[GIVEN INSTRUCTION]:
Search the material for the word "video" and report each line where it turns up.
## start EXERCISE INPUTS
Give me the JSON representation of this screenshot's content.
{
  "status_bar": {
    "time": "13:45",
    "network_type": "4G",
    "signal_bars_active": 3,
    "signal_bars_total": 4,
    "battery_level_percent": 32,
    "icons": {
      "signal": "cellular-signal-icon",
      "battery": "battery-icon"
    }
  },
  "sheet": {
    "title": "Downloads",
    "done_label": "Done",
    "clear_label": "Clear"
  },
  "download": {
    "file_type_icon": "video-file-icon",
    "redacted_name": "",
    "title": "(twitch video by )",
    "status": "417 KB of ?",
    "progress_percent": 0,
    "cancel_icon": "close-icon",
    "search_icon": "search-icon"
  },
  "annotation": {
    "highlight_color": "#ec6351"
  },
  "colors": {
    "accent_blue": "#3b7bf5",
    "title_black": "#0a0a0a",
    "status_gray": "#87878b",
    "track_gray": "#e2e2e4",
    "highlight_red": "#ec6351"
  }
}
## end EXERCISE INPUTS
## start EXERCISE INPUTS
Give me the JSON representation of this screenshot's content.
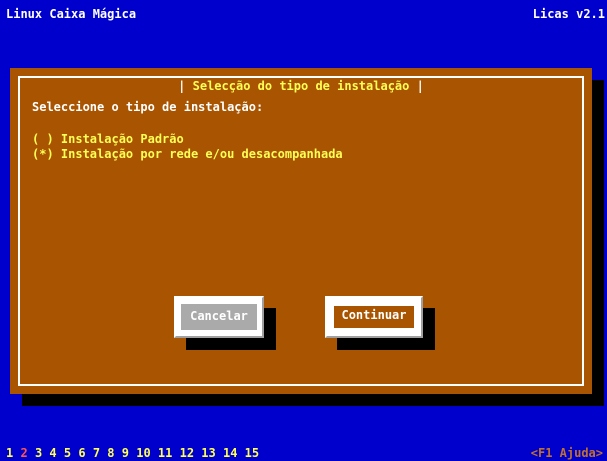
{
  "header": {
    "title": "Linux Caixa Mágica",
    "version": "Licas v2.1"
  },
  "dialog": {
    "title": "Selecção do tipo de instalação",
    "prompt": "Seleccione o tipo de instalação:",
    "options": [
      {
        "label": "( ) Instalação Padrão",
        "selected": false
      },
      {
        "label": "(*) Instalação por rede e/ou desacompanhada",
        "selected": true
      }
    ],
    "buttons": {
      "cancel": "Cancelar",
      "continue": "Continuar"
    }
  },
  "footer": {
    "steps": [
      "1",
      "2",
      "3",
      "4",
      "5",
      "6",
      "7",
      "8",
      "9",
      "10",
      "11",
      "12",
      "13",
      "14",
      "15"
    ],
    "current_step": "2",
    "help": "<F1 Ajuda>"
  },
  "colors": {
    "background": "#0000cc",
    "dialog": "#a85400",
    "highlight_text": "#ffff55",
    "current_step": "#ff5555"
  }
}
## end EXERCISE INPUTS
[FINISHED TASK]:
    "file_type_icon": "video-file-icon",
    "title": "(twitch video by )",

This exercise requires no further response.